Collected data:

---------------

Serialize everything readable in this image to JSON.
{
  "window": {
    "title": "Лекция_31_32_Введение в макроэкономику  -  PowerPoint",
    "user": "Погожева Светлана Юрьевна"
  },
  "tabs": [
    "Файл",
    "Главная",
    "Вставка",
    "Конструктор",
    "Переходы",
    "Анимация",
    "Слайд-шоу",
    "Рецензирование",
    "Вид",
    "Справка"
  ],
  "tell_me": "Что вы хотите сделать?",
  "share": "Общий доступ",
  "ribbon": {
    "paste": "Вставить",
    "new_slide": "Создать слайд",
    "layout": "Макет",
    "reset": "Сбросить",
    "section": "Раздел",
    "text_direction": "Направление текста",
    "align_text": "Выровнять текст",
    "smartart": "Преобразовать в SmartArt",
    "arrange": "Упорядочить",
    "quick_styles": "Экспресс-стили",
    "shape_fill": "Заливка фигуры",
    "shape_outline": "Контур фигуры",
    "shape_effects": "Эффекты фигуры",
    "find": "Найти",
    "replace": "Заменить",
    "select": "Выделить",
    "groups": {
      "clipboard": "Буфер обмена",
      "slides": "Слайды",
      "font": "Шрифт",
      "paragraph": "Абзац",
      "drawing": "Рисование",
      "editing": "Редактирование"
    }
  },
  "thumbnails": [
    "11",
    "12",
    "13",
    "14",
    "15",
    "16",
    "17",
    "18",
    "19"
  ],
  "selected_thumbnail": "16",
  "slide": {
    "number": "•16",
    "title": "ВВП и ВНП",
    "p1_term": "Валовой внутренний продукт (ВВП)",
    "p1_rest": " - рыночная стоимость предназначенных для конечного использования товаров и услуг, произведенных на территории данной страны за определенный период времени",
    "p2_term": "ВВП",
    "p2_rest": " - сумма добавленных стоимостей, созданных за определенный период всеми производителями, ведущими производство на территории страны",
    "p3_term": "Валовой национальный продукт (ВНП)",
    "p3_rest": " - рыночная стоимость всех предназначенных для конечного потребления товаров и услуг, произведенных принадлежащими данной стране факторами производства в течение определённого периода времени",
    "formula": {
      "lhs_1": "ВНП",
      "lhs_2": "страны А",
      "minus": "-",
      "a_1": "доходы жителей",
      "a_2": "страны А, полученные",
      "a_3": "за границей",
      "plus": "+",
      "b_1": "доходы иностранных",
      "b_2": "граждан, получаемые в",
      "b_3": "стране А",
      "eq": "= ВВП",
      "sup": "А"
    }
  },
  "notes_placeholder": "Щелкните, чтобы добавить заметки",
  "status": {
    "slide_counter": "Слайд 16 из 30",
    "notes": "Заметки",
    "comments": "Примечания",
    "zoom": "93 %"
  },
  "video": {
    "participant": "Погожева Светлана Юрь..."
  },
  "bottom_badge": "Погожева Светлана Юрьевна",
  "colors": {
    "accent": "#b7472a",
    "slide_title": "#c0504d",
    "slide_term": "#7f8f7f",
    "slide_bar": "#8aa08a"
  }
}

---------------

### Task description
Gather all lines with the string "рыночная" from the data.

### Response to this exercise
    "p1_rest": " - рыночная стоимость предназначенных для конечного использования товаров и услуг, произведенных на территории данной страны за определенный период времени",
    "p3_rest": " - рыночная стоимость всех предназначенных для конечного потребления товаров и услуг, произведенных принадлежащими данной стране факторами производства в течение определённого периода времени",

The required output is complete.